-- START Given records --
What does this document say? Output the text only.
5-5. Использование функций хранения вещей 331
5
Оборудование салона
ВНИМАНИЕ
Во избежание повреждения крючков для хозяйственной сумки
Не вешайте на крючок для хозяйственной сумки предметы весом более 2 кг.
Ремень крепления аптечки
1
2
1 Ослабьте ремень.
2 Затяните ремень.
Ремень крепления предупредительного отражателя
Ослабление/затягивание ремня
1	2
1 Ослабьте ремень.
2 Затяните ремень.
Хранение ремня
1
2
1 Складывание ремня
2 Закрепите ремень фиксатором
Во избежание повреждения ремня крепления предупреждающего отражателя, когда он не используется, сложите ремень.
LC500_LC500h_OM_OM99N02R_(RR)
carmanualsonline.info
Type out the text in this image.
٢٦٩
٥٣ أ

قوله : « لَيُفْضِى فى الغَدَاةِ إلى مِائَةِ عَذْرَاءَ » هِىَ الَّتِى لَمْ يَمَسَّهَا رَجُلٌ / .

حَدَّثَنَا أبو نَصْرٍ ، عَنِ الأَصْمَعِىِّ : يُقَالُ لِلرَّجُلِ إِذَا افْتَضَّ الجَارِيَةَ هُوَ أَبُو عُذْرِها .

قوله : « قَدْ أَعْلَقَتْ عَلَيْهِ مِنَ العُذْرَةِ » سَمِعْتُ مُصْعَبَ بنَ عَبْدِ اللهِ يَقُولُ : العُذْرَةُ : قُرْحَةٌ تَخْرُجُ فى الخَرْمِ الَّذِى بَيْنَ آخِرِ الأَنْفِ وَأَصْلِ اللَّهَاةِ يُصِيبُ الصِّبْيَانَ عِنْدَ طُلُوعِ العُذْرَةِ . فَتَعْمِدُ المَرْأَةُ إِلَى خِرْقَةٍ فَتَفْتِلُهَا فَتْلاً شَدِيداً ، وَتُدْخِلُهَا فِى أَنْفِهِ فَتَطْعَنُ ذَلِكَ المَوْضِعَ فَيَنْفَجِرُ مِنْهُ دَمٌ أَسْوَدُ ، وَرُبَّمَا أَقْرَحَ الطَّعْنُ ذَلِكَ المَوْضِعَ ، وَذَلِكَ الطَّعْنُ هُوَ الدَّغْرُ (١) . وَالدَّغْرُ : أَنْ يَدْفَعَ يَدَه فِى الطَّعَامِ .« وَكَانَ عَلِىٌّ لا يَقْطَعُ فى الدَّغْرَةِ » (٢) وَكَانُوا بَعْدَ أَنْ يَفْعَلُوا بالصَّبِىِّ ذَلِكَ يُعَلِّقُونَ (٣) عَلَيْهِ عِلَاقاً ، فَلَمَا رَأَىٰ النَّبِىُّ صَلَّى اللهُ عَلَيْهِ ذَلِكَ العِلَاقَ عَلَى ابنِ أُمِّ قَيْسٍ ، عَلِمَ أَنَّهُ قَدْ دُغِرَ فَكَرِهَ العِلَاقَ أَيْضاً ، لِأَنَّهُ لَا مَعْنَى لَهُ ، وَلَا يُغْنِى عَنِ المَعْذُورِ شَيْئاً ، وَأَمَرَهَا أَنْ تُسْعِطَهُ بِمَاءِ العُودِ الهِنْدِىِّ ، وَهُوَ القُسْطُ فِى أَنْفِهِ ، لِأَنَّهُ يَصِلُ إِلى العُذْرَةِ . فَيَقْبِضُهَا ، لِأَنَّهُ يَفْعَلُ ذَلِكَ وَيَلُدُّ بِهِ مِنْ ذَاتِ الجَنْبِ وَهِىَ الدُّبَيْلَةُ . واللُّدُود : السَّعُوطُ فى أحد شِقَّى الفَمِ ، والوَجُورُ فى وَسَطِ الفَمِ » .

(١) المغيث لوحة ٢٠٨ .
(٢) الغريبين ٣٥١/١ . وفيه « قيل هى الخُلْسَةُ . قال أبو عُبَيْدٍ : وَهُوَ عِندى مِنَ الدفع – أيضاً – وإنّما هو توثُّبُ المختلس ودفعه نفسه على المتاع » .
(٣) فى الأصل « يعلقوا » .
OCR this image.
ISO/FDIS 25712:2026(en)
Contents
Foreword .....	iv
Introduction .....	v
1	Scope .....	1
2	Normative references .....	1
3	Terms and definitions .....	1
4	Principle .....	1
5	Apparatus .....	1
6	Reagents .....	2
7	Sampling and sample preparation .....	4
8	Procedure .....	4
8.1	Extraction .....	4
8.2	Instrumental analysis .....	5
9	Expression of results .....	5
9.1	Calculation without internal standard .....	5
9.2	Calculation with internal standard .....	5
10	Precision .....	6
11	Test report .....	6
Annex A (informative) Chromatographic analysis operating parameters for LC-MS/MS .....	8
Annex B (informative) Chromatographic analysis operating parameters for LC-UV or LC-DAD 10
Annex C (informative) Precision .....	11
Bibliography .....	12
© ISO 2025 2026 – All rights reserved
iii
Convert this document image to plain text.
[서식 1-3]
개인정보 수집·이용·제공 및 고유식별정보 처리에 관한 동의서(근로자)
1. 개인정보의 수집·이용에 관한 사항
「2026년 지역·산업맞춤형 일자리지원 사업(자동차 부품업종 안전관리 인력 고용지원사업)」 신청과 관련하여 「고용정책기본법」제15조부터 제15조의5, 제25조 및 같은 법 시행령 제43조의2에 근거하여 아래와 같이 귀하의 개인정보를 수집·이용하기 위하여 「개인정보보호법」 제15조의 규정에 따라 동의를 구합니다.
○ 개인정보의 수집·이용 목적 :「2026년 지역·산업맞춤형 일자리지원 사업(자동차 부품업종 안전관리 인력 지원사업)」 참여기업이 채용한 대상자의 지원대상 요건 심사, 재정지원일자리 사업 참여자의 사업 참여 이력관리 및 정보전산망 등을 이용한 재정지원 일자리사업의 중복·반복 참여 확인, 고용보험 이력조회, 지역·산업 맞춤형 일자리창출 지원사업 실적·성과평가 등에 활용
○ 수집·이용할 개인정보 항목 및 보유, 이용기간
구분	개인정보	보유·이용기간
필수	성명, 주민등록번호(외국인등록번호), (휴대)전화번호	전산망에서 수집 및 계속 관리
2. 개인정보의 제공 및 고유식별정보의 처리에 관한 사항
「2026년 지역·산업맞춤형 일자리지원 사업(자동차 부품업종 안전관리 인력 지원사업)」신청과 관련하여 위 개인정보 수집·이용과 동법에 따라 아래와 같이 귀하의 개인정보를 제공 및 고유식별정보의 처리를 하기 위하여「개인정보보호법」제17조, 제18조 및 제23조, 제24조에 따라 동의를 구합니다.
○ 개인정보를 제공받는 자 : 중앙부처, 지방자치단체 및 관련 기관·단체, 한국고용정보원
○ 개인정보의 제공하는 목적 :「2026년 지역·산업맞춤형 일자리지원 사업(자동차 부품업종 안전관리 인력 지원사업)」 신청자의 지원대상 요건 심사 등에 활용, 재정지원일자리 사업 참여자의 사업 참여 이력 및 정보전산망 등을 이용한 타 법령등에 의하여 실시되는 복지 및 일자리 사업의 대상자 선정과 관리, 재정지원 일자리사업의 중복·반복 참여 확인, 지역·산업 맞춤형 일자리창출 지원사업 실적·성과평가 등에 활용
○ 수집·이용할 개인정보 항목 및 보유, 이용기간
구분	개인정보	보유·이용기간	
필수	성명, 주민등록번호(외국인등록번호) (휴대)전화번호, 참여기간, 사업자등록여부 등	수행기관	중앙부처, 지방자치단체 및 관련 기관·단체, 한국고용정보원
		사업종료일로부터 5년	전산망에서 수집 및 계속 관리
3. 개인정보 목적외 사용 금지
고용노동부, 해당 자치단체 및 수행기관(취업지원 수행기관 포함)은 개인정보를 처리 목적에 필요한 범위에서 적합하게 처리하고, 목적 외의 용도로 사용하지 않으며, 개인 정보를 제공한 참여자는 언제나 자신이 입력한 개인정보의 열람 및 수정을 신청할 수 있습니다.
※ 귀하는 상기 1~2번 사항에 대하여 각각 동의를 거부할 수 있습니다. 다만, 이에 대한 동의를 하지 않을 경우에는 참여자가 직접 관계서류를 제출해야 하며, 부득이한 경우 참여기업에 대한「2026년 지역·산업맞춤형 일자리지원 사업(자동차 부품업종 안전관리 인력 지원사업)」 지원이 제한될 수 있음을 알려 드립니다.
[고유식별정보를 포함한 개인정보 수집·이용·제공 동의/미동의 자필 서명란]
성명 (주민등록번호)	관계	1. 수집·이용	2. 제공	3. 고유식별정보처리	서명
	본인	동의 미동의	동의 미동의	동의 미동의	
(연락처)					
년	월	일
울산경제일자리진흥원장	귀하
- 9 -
-- END Given records --
> _Task_: Show every line above in which the word "정보전산망" occurs.

> _Task answer_:
○ 개인정보의 수집·이용 목적 :「2026년 지역·산업맞춤형 일자리지원 사업(자동차 부품업종 안전관리 인력 지원사업)」 참여기업이 채용한 대상자의 지원대상 요건 심사, 재정지원일자리 사업 참여자의 사업 참여 이력관리 및 정보전산망 등을 이용한 재정지원 일자리사업의 중복·반복 참여 확인, 고용보험 이력조회, 지역·산업 맞춤형 일자리창출 지원사업 실적·성과평가 등에 활용
○ 개인정보의 제공하는 목적 :「2026년 지역·산업맞춤형 일자리지원 사업(자동차 부품업종 안전관리 인력 지원사업)」 신청자의 지원대상 요건 심사 등에 활용, 재정지원일자리 사업 참여자의 사업 참여 이력 및 정보전산망 등을 이용한 타 법령등에 의하여 실시되는 복지 및 일자리 사업의 대상자 선정과 관리, 재정지원 일자리사업의 중복·반복 참여 확인, 지역·산업 맞춤형 일자리창출 지원사업 실적·성과평가 등에 활용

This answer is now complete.